→ **STATED GOAL**
Every line of the material below should be repeated exactly.

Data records
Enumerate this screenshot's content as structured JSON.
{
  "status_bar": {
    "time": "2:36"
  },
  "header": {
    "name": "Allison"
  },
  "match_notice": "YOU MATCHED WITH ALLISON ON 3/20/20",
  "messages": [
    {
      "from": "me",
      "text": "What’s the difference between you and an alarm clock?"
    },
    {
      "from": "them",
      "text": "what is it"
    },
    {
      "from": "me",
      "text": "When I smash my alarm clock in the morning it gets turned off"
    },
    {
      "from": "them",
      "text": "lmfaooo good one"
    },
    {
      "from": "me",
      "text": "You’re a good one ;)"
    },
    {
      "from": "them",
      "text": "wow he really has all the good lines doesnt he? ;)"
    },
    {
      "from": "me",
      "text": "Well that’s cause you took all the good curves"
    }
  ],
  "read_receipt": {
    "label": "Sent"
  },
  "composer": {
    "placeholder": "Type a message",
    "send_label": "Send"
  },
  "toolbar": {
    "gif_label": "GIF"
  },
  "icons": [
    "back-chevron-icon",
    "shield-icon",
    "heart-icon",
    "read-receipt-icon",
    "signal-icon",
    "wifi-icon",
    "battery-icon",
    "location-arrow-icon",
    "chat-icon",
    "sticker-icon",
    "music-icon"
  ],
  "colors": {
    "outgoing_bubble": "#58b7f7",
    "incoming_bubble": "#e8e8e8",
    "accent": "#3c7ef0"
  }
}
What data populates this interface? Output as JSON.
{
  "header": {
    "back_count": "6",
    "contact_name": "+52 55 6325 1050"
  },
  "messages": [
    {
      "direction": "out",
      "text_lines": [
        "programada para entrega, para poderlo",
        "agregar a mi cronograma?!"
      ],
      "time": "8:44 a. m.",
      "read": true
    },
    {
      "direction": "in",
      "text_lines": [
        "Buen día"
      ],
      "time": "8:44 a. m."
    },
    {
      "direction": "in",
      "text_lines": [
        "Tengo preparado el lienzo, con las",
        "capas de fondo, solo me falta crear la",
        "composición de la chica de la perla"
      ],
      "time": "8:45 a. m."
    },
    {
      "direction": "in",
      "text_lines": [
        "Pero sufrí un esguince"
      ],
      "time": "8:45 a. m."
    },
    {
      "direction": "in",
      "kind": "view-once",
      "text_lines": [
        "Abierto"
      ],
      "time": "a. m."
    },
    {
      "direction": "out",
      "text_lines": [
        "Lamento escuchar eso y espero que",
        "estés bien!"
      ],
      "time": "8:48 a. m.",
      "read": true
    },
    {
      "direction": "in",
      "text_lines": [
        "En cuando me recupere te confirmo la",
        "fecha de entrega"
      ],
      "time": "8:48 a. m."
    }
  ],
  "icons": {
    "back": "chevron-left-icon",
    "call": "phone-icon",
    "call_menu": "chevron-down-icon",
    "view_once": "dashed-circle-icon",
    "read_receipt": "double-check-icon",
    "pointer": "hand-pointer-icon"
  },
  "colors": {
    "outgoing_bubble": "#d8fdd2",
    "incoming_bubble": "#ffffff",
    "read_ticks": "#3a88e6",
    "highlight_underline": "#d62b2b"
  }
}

→ **CORRECT RESPONSE**
Enumerate this screenshot's content as structured JSON.
{
  "status_bar": {
    "time": "2:36"
  },
  "header": {
    "name": "Allison"
  },
  "match_notice": "YOU MATCHED WITH ALLISON ON 3/20/20",
  "messages": [
    {
      "from": "me",
      "text": "What’s the difference between you and an alarm clock?"
    },
    {
      "from": "them",
      "text": "what is it"
    },
    {
      "from": "me",
      "text": "When I smash my alarm clock in the morning it gets turned off"
    },
    {
      "from": "them",
      "text": "lmfaooo good one"
    },
    {
      "from": "me",
      "text": "You’re a good one ;)"
    },
    {
      "from": "them",
      "text": "wow he really has all the good lines doesnt he? ;)"
    },
    {
      "from": "me",
      "text": "Well that’s cause you took all the good curves"
    }
  ],
  "read_receipt": {
    "label": "Sent"
  },
  "composer": {
    "placeholder": "Type a message",
    "send_label": "Send"
  },
  "toolbar": {
    "gif_label": "GIF"
  },
  "icons": [
    "back-chevron-icon",
    "shield-icon",
    "heart-icon",
    "read-receipt-icon",
    "signal-icon",
    "wifi-icon",
    "battery-icon",
    "location-arrow-icon",
    "chat-icon",
    "sticker-icon",
    "music-icon"
  ],
  "colors": {
    "outgoing_bubble": "#58b7f7",
    "incoming_bubble": "#e8e8e8",
    "accent": "#3c7ef0"
  }
}
What data populates this interface? Output as JSON.
{
  "header": {
    "back_count": "6",
    "contact_name": "+52 55 6325 1050"
  },
  "messages": [
    {
      "direction": "out",
      "text_lines": [
        "programada para entrega, para poderlo",
        "agregar a mi cronograma?!"
      ],
      "time": "8:44 a. m.",
      "read": true
    },
    {
      "direction": "in",
      "text_lines": [
        "Buen día"
      ],
      "time": "8:44 a. m."
    },
    {
      "direction": "in",
      "text_lines": [
        "Tengo preparado el lienzo, con las",
        "capas de fondo, solo me falta crear la",
        "composición de la chica de la perla"
      ],
      "time": "8:45 a. m."
    },
    {
      "direction": "in",
      "text_lines": [
        "Pero sufrí un esguince"
      ],
      "time": "8:45 a. m."
    },
    {
      "direction": "in",
      "kind": "view-once",
      "text_lines": [
        "Abierto"
      ],
      "time": "a. m."
    },
    {
      "direction": "out",
      "text_lines": [
        "Lamento escuchar eso y espero que",
        "estés bien!"
      ],
      "time": "8:48 a. m.",
      "read": true
    },
    {
      "direction": "in",
      "text_lines": [
        "En cuando me recupere te confirmo la",
        "fecha de entrega"
      ],
      "time": "8:48 a. m."
    }
  ],
  "icons": {
    "back": "chevron-left-icon",
    "call": "phone-icon",
    "call_menu": "chevron-down-icon",
    "view_once": "dashed-circle-icon",
    "read_receipt": "double-check-icon",
    "pointer": "hand-pointer-icon"
  },
  "colors": {
    "outgoing_bubble": "#d8fdd2",
    "incoming_bubble": "#ffffff",
    "read_ticks": "#3a88e6",
    "highlight_underline": "#d62b2b"
  }
}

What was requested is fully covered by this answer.